**Description of the task**. In the listing below, rewrite the lines starting at the line containing "338, 49, 349]" and ending at the line containing "128, 25, 140]", swapping "result-label" for "file-label" and leaving everything else as it is.
## Begin Dataset excerpts
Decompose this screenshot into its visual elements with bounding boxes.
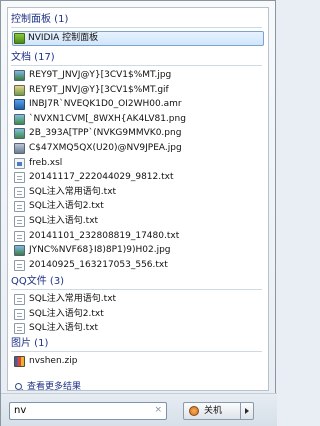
section-title-text: 图片 (1)	[11, 338, 49, 349]
result-label: 20141117_222044029_9812.txt	[29, 172, 174, 183]
result-label: SQL注入语句.txt	[29, 323, 99, 334]
chevron-right-icon	[245, 408, 249, 414]
text-file-icon	[14, 201, 25, 213]
image-icon	[14, 128, 25, 140]
result-item-document[interactable]: REY9T_JNVJ@Y}[3CV1$%MT.jpg	[8, 68, 268, 83]
result-label: freb.xsl	[29, 157, 63, 168]
audio-icon	[14, 99, 25, 111]
result-label: 20140925_163217053_556.txt	[29, 259, 168, 270]
search-input-value: nv	[14, 405, 27, 416]
start-menu-bottom-bar: nv × 关机	[1, 393, 277, 426]
image-icon	[14, 245, 25, 257]
section-title-text: 控制面板 (1)	[11, 14, 69, 25]
section-pictures: 图片 (1) nvshen.zip	[8, 336, 268, 369]
result-item-qq-file[interactable]: SQL注入语句2.txt	[8, 307, 268, 322]
text-file-icon	[14, 308, 25, 320]
result-item-document[interactable]: 20140925_163217053_556.txt	[8, 258, 268, 273]
gif-icon	[14, 84, 25, 96]
image-icon	[14, 113, 25, 125]
result-label: REY9T_JNVJ@Y}[3CV1$%MT.jpg	[29, 70, 172, 80]
section-divider	[11, 289, 262, 290]
section-documents: 文档 (17) REY9T_JNVJ@Y}[3CV1$%MT.jpg REY9T…	[8, 50, 268, 272]
section-title-text: QQ文件 (3)	[11, 276, 65, 287]
shutdown-options-button[interactable]	[240, 402, 254, 420]
result-item-document[interactable]: 20141101_232808819_17480.txt	[8, 229, 268, 244]
section-divider	[11, 65, 262, 66]
see-more-results-link[interactable]: 查看更多结果	[8, 380, 82, 391]
section-divider	[11, 27, 262, 28]
section-qq-files: QQ文件 (3) SQL注入常用语句.txt SQL注入语句2.txt SQL注…	[8, 274, 268, 336]
clear-search-icon[interactable]: ×	[154, 403, 162, 419]
image-icon	[14, 70, 25, 81]
shutdown-label: 关机	[204, 406, 223, 416]
result-label: nvshen.zip	[29, 356, 78, 366]
result-label: SQL注入常用语句.txt	[29, 186, 117, 197]
shutdown-button[interactable]: 关机	[183, 402, 241, 420]
result-item-qq-file[interactable]: SQL注入语句.txt	[8, 321, 268, 336]
section-title-qq-files: QQ文件 (3)	[8, 274, 268, 290]
result-label: INBJ7R`NVEQK1D0_OI2WH00.amr	[29, 99, 182, 110]
result-label: SQL注入语句.txt	[29, 215, 99, 226]
search-icon	[15, 383, 22, 390]
zip-icon	[14, 356, 25, 367]
result-label: 20141101_232808819_17480.txt	[29, 230, 180, 241]
power-icon	[189, 406, 199, 416]
search-results-panel: 控制面板 (1) NVIDIA 控制面板 文档 (17) REY9T_JNVJ@…	[7, 7, 269, 391]
result-label: JYNC%NVF68}I8)8P1)9)H02.jpg	[29, 245, 171, 256]
result-item-document[interactable]: JYNC%NVF68}I8)8P1)9)H02.jpg	[8, 243, 268, 258]
text-file-icon	[14, 294, 25, 305]
result-label: SQL注入语句2.txt	[29, 308, 104, 319]
nvidia-icon	[14, 33, 25, 44]
result-item-nvidia-control-panel[interactable]: NVIDIA 控制面板	[12, 31, 264, 46]
text-file-icon	[14, 323, 25, 335]
text-file-icon	[14, 215, 25, 227]
result-item-document[interactable]: C$47XMQ5QX(U20)@NV9JPEA.jpg	[8, 141, 268, 156]
text-file-icon	[14, 230, 25, 242]
xsl-icon	[14, 157, 25, 169]
result-item-document[interactable]: 20141117_222044029_9812.txt	[8, 170, 268, 185]
result-item-document[interactable]: SQL注入语句.txt	[8, 214, 268, 229]
result-item-document[interactable]: INBJ7R`NVEQK1D0_OI2WH00.amr	[8, 97, 268, 112]
search-input[interactable]: nv ×	[9, 402, 167, 420]
section-title-documents: 文档 (17)	[8, 50, 268, 66]
result-item-document[interactable]: SQL注入语句2.txt	[8, 199, 268, 214]
result-item-document[interactable]: `NVXN1CVM[_8WXH{AK4LV81.png	[8, 112, 268, 127]
result-label: C$47XMQ5QX(U20)@NV9JPEA.jpg	[29, 142, 182, 153]
text-file-icon	[14, 172, 25, 184]
section-control-panel: 控制面板 (1) NVIDIA 控制面板	[8, 12, 268, 46]
section-title-text: 文档 (17)	[11, 52, 55, 63]
result-label: 2B_393A[TPP`(NVKG9MMVK0.png	[29, 128, 182, 139]
result-item-document[interactable]: SQL注入常用语句.txt	[8, 185, 268, 200]
result-item-document[interactable]: REY9T_JNVJ@Y}[3CV1$%MT.gif	[8, 83, 268, 98]
section-title-control-panel: 控制面板 (1)	[8, 12, 268, 28]
result-item-document[interactable]: freb.xsl	[8, 156, 268, 171]
result-item-picture[interactable]: nvshen.zip	[8, 354, 268, 369]
result-label: SQL注入常用语句.txt	[29, 294, 117, 304]
result-label: REY9T_JNVJ@Y}[3CV1$%MT.gif	[29, 84, 169, 95]
result-label: SQL注入语句2.txt	[29, 201, 104, 212]
result-item-document[interactable]: 2B_393A[TPP`(NVKG9MMVK0.png	[8, 126, 268, 141]
text-file-icon	[14, 186, 25, 198]
result-label: NVIDIA 控制面板	[28, 33, 99, 43]
see-more-label: 查看更多结果	[27, 382, 82, 391]
result-item-qq-file[interactable]: SQL注入常用语句.txt	[8, 292, 268, 307]
section-title-pictures: 图片 (1)	[8, 336, 268, 352]
result-label: `NVXN1CVM[_8WXH{AK4LV81.png	[29, 113, 186, 124]
image-icon	[14, 142, 25, 154]
text-file-icon	[14, 259, 25, 271]
start-menu: 控制面板 (1) NVIDIA 控制面板 文档 (17) REY9T_JNVJ@…	[0, 0, 277, 426]
section-divider	[11, 351, 262, 352]
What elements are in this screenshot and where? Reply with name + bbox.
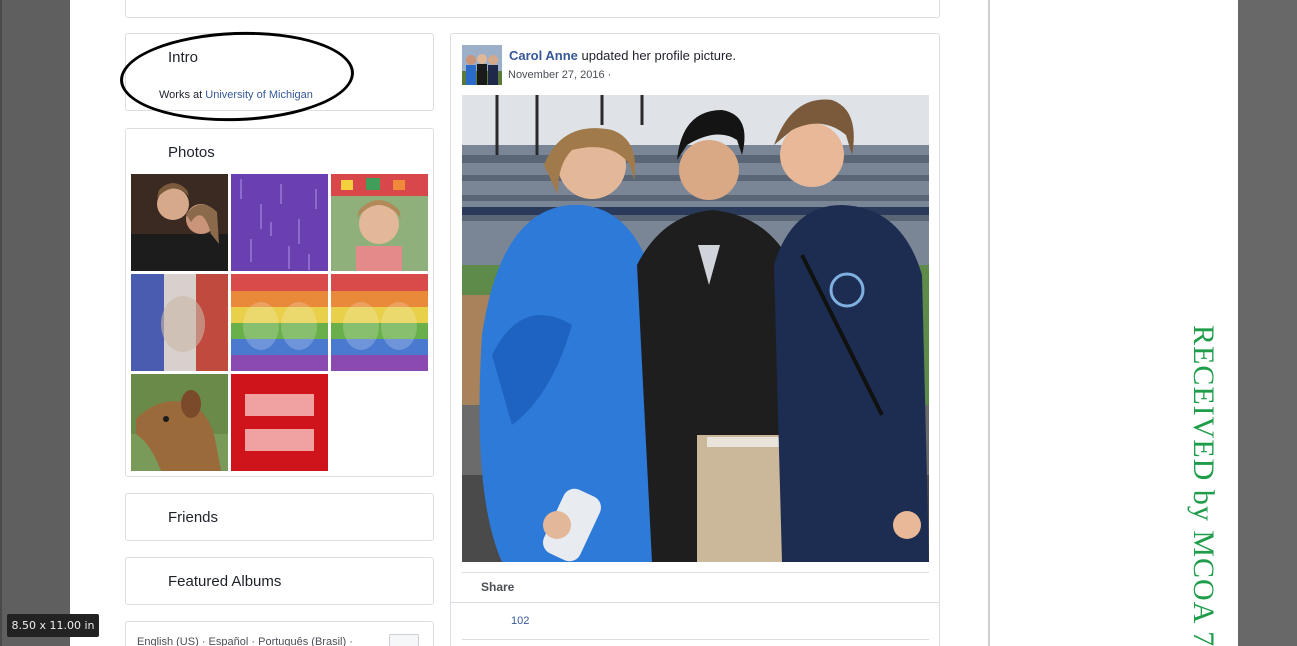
- photo-french-flag-filter[interactable]: [131, 274, 228, 371]
- post-divider-bottom: [462, 639, 929, 640]
- photo-woman-festival[interactable]: [331, 174, 428, 271]
- document-page: Intro Works at University of Michigan Ph…: [70, 0, 1238, 646]
- lang-spanish[interactable]: Español: [209, 636, 249, 646]
- received-stamp-text: RECEIVED by MCOA 7/: [1187, 325, 1220, 646]
- author-avatar[interactable]: [462, 45, 502, 85]
- lang-portuguese[interactable]: Português (Brasil): [258, 636, 346, 646]
- photo-rainbow-filter-1[interactable]: [231, 274, 328, 371]
- featured-albums-card[interactable]: Featured Albums: [125, 557, 434, 605]
- post-action: updated her profile picture.: [581, 48, 737, 63]
- lang-sep: ·: [349, 636, 353, 646]
- photo-rainbow-filter-2[interactable]: [331, 274, 428, 371]
- post-section-divider: [451, 602, 939, 603]
- reaction-count[interactable]: 102: [511, 615, 529, 627]
- received-stamp: RECEIVED by MCOA 7/: [1180, 325, 1220, 646]
- viewer-right-gutter: [1238, 0, 1297, 646]
- featured-albums-title[interactable]: Featured Albums: [168, 573, 281, 590]
- language-footer-card: English (US) · Español · Português (Bras…: [125, 621, 434, 646]
- lang-sep: ·: [201, 636, 206, 646]
- photo-dog[interactable]: [131, 374, 228, 471]
- language-links: English (US) · Español · Português (Bras…: [137, 636, 353, 646]
- previous-card-stub: [125, 0, 940, 18]
- photos-title[interactable]: Photos: [168, 144, 215, 161]
- post-divider: [462, 572, 929, 573]
- photo-equality-logo[interactable]: [231, 374, 328, 471]
- share-button[interactable]: Share: [481, 580, 514, 594]
- friends-title[interactable]: Friends: [168, 509, 218, 526]
- add-language-button[interactable]: [389, 634, 419, 646]
- photos-card: Photos: [125, 128, 434, 477]
- page-size-indicator: 8.50 x 11.00 in: [7, 614, 99, 637]
- post-card: Carol Anne updated her profile picture. …: [450, 33, 940, 646]
- post-author-link[interactable]: Carol Anne: [509, 48, 578, 63]
- post-headline: Carol Anne updated her profile picture.: [509, 48, 736, 63]
- lang-sep: ·: [251, 636, 256, 646]
- friends-card[interactable]: Friends: [125, 493, 434, 541]
- lang-english[interactable]: English (US): [137, 636, 199, 646]
- profile-picture-photo[interactable]: [462, 95, 929, 562]
- post-date[interactable]: November 27, 2016 ·: [508, 69, 611, 81]
- page-column-divider: [988, 0, 990, 646]
- viewer-left-gutter: [0, 0, 70, 646]
- photo-two-women[interactable]: [131, 174, 228, 271]
- photo-purple-rain[interactable]: [231, 174, 328, 271]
## End Dataset excerpts
**Answer for the task**.
section-title-text: 图片 (1)	[11, 338, 49, 349]
file-label: 20141117_222044029_9812.txt	[29, 172, 174, 183]
file-label: SQL注入语句.txt	[29, 323, 99, 334]
chevron-right-icon	[245, 408, 249, 414]
text-file-icon	[14, 201, 25, 213]
image-icon	[14, 128, 25, 140]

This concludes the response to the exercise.